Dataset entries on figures
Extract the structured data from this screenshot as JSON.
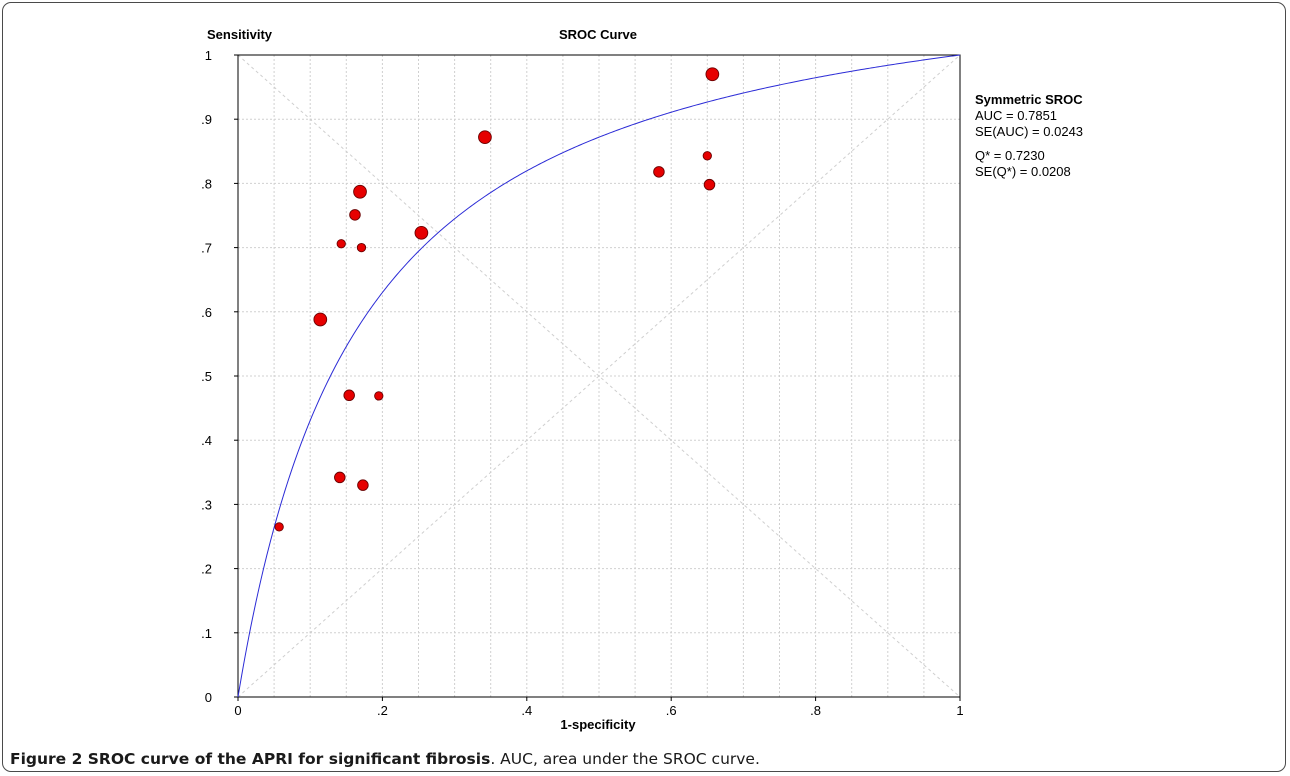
{
  "chart_data": {
    "type": "scatter",
    "title": "SROC Curve",
    "xlabel": "1-specificity",
    "ylabel": "Sensitivity",
    "xlim": [
      0,
      1
    ],
    "ylim": [
      0,
      1
    ],
    "x_ticks": [
      "0",
      ".2",
      ".4",
      ".6",
      ".8",
      "1"
    ],
    "y_ticks": [
      "0",
      ".1",
      ".2",
      ".3",
      ".4",
      ".5",
      ".6",
      ".7",
      ".8",
      ".9",
      "1"
    ],
    "grid": true,
    "point_color": "#e60000",
    "curve_color": "#2b2bd6",
    "points": [
      {
        "x": 0.057,
        "y": 0.265,
        "size": "small"
      },
      {
        "x": 0.114,
        "y": 0.588,
        "size": "large"
      },
      {
        "x": 0.141,
        "y": 0.342,
        "size": "medium"
      },
      {
        "x": 0.143,
        "y": 0.706,
        "size": "small"
      },
      {
        "x": 0.154,
        "y": 0.47,
        "size": "medium"
      },
      {
        "x": 0.162,
        "y": 0.751,
        "size": "medium"
      },
      {
        "x": 0.169,
        "y": 0.787,
        "size": "large"
      },
      {
        "x": 0.171,
        "y": 0.7,
        "size": "small"
      },
      {
        "x": 0.173,
        "y": 0.33,
        "size": "medium"
      },
      {
        "x": 0.195,
        "y": 0.469,
        "size": "small"
      },
      {
        "x": 0.254,
        "y": 0.723,
        "size": "large"
      },
      {
        "x": 0.342,
        "y": 0.872,
        "size": "large"
      },
      {
        "x": 0.583,
        "y": 0.818,
        "size": "medium"
      },
      {
        "x": 0.65,
        "y": 0.843,
        "size": "small"
      },
      {
        "x": 0.653,
        "y": 0.798,
        "size": "medium"
      },
      {
        "x": 0.657,
        "y": 0.97,
        "size": "large"
      }
    ],
    "curve": {
      "type": "symmetric-sroc",
      "q_star": 0.723
    },
    "legend_position": "right",
    "annotation": {
      "heading": "Symmetric SROC",
      "lines": [
        "AUC = 0.7851",
        "SE(AUC) = 0.0243",
        "Q* = 0.7230",
        "SE(Q*) = 0.0208"
      ]
    }
  },
  "caption": {
    "bold": "Figure 2 SROC curve of the APRI for significant fibrosis",
    "rest": ". AUC, area under the SROC curve."
  }
}
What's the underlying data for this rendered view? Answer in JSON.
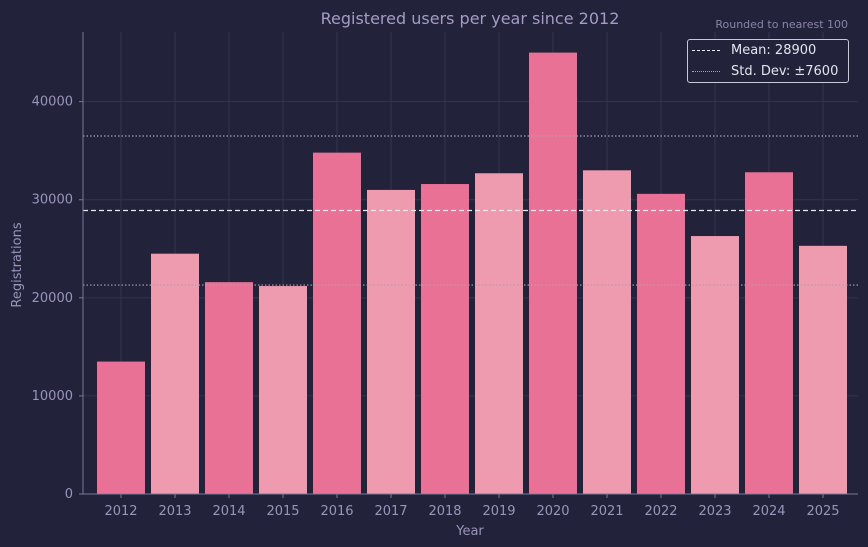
{
  "chart_data": {
    "type": "bar",
    "title": "Registered users per year since 2012",
    "note": "Rounded to nearest 100",
    "xlabel": "Year",
    "ylabel": "Registrations",
    "ylim": [
      0,
      47100
    ],
    "yticks": [
      0,
      10000,
      20000,
      30000,
      40000
    ],
    "categories": [
      "2012",
      "2013",
      "2014",
      "2015",
      "2016",
      "2017",
      "2018",
      "2019",
      "2020",
      "2021",
      "2022",
      "2023",
      "2024",
      "2025"
    ],
    "values": [
      13500,
      24500,
      21600,
      21200,
      34800,
      31000,
      31600,
      32700,
      45000,
      33000,
      30600,
      26300,
      32800,
      25300
    ],
    "mean": 28900,
    "std": 7600,
    "grid": true,
    "legend": {
      "placement": "top-right",
      "mean_label": "Mean: 28900",
      "std_label": "Std. Dev: ±7600"
    },
    "colors": {
      "background": "#22223a",
      "bar_primary": "#ea7196",
      "bar_alt": "#ee9aaf",
      "grid": "#34344c",
      "axis": "#7a7a96",
      "tick_text": "#9a94b8",
      "mean_line": "#e8e8f0",
      "std_line": "#b0a0b0"
    }
  }
}
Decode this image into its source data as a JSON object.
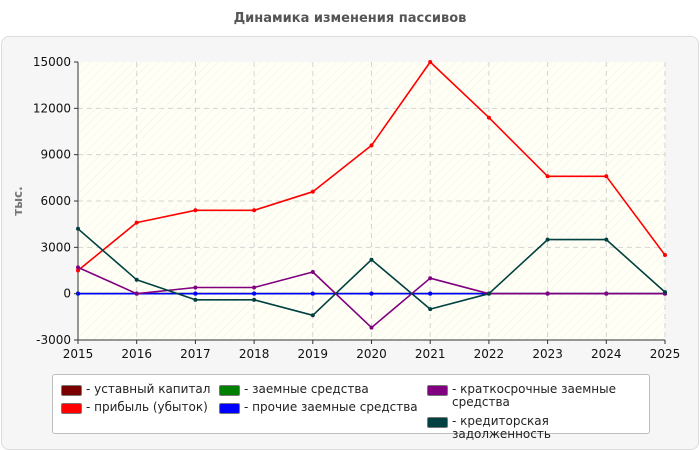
{
  "chart_data": {
    "type": "line",
    "title": "Динамика изменения пассивов",
    "ylabel": "тыс.",
    "xlabel": "",
    "x": [
      "2015",
      "2016",
      "2017",
      "2018",
      "2019",
      "2020",
      "2021",
      "2022",
      "2023",
      "2024",
      "2025"
    ],
    "ylim": [
      -3000,
      15000
    ],
    "yticks": [
      "15000",
      "12000",
      "9000",
      "6000",
      "3000",
      "0",
      "-3000"
    ],
    "grid": true,
    "legend_position": "bottom",
    "series": [
      {
        "name": "- уставный капитал",
        "color": "#7a0000",
        "values": [
          0,
          0,
          0,
          0,
          0,
          0,
          0,
          0,
          0,
          0,
          0
        ]
      },
      {
        "name": "- прибыль (убыток)",
        "color": "#ff0000",
        "values": [
          1500,
          4600,
          5400,
          5400,
          6600,
          9600,
          15000,
          11400,
          7600,
          7600,
          2500
        ]
      },
      {
        "name": "- заемные средства",
        "color": "#008000",
        "values": [
          0,
          0,
          0,
          0,
          0,
          0,
          0,
          0,
          0,
          0,
          0
        ]
      },
      {
        "name": "- прочие заемные средства",
        "color": "#0000ff",
        "values": [
          0,
          0,
          0,
          0,
          0,
          0,
          0,
          0,
          0,
          0,
          0
        ]
      },
      {
        "name": "- краткосрочные заемные средства",
        "color": "#800080",
        "values": [
          1700,
          0,
          400,
          400,
          1400,
          -2200,
          1000,
          0,
          0,
          0,
          0
        ]
      },
      {
        "name": "- кредиторская задолженность",
        "color": "#004040",
        "values": [
          4200,
          900,
          -400,
          -400,
          -1400,
          2200,
          -1000,
          0,
          3500,
          3500,
          100
        ]
      }
    ]
  }
}
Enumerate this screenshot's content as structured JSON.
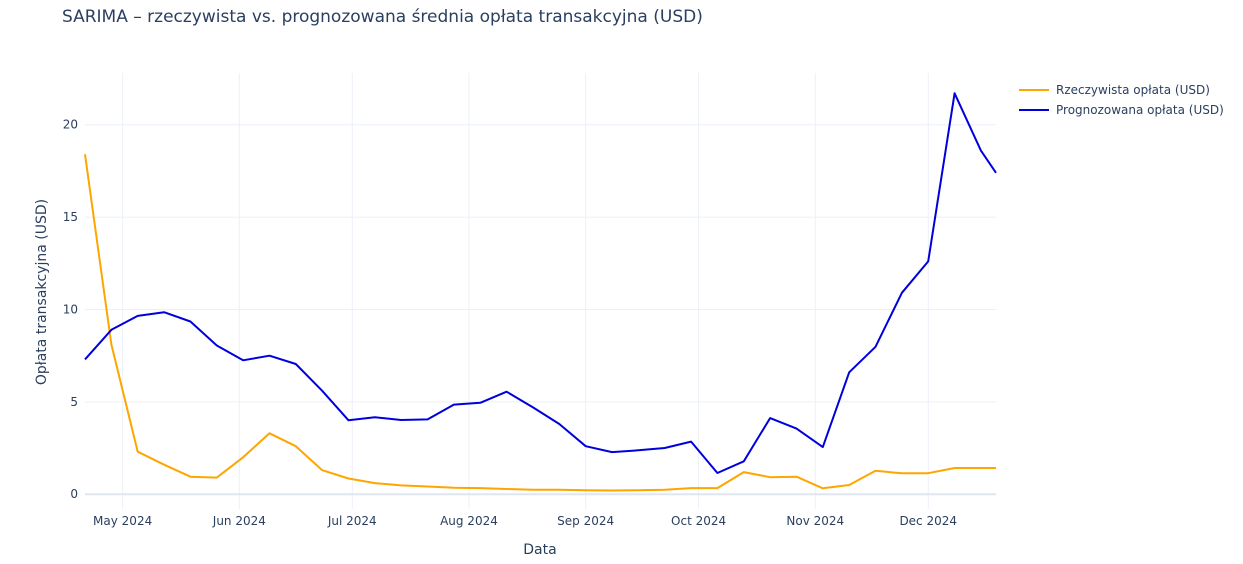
{
  "chart_data": {
    "type": "line",
    "title": "SARIMA – rzeczywista vs. prognozowana średnia opłata transakcyjna (USD)",
    "xlabel": "Data",
    "ylabel": "Opłata transakcyjna (USD)",
    "x_tick_labels": [
      "May 2024",
      "Jun 2024",
      "Jul 2024",
      "Aug 2024",
      "Sep 2024",
      "Oct 2024",
      "Nov 2024",
      "Dec 2024"
    ],
    "y_tick_labels": [
      "0",
      "5",
      "10",
      "15",
      "20"
    ],
    "ylim": [
      -0.8,
      22.8
    ],
    "xlim": [
      "2024-04-21",
      "2024-12-19"
    ],
    "grid": true,
    "legend_position": "top-right",
    "x": [
      "2024-04-21",
      "2024-04-28",
      "2024-05-05",
      "2024-05-12",
      "2024-05-19",
      "2024-05-26",
      "2024-06-02",
      "2024-06-09",
      "2024-06-16",
      "2024-06-23",
      "2024-06-30",
      "2024-07-07",
      "2024-07-14",
      "2024-07-21",
      "2024-07-28",
      "2024-08-04",
      "2024-08-11",
      "2024-08-18",
      "2024-08-25",
      "2024-09-01",
      "2024-09-08",
      "2024-09-15",
      "2024-09-22",
      "2024-09-29",
      "2024-10-06",
      "2024-10-13",
      "2024-10-20",
      "2024-10-27",
      "2024-11-03",
      "2024-11-10",
      "2024-11-17",
      "2024-11-24",
      "2024-12-01",
      "2024-12-08",
      "2024-12-15",
      "2024-12-19"
    ],
    "series": [
      {
        "name": "Rzeczywista opłata (USD)",
        "color": "#ffa500",
        "values": [
          18.4,
          8.1,
          2.3,
          1.6,
          0.95,
          0.9,
          2.0,
          3.3,
          2.6,
          1.3,
          0.85,
          0.6,
          0.48,
          0.42,
          0.35,
          0.33,
          0.28,
          0.24,
          0.24,
          0.22,
          0.2,
          0.22,
          0.24,
          0.33,
          0.33,
          1.2,
          0.92,
          0.95,
          0.32,
          0.5,
          1.27,
          1.13,
          1.14,
          1.42,
          1.42,
          1.42
        ]
      },
      {
        "name": "Prognozowana opłata (USD)",
        "color": "#0000dd",
        "values": [
          7.3,
          8.9,
          9.65,
          9.85,
          9.35,
          8.05,
          7.25,
          7.5,
          7.05,
          5.6,
          4.0,
          4.17,
          4.02,
          4.05,
          4.85,
          4.95,
          5.55,
          4.7,
          3.8,
          2.6,
          2.28,
          2.38,
          2.5,
          2.85,
          1.15,
          1.78,
          4.12,
          3.55,
          2.55,
          6.6,
          7.98,
          10.9,
          12.6,
          21.7,
          18.6,
          17.4
        ]
      }
    ]
  }
}
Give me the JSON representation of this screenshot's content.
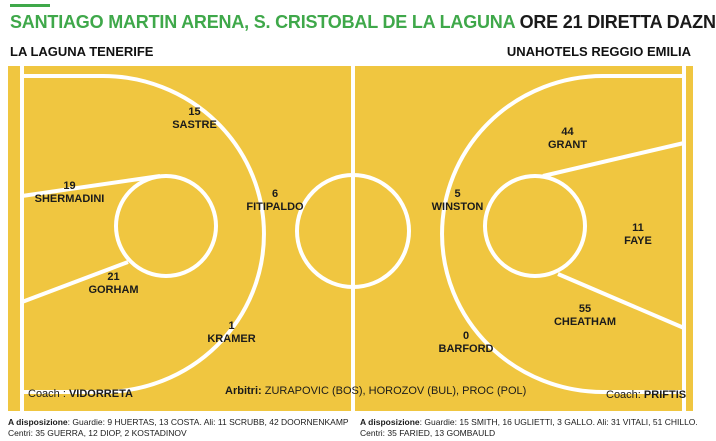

- **WRITTEN INSTRUCTION**:
Read the entries above, then pull out the lines that include "title".

- **OUTPUT FOR THIS TASK**:
    "title": "SROC Curve",
    "title": "Registered users per year since 2012",
    "title": "Динамика изменения пассивов",
    "title": "SARIMA – rzeczywista vs. prognozowana średnia opłata transakcyjna (USD)",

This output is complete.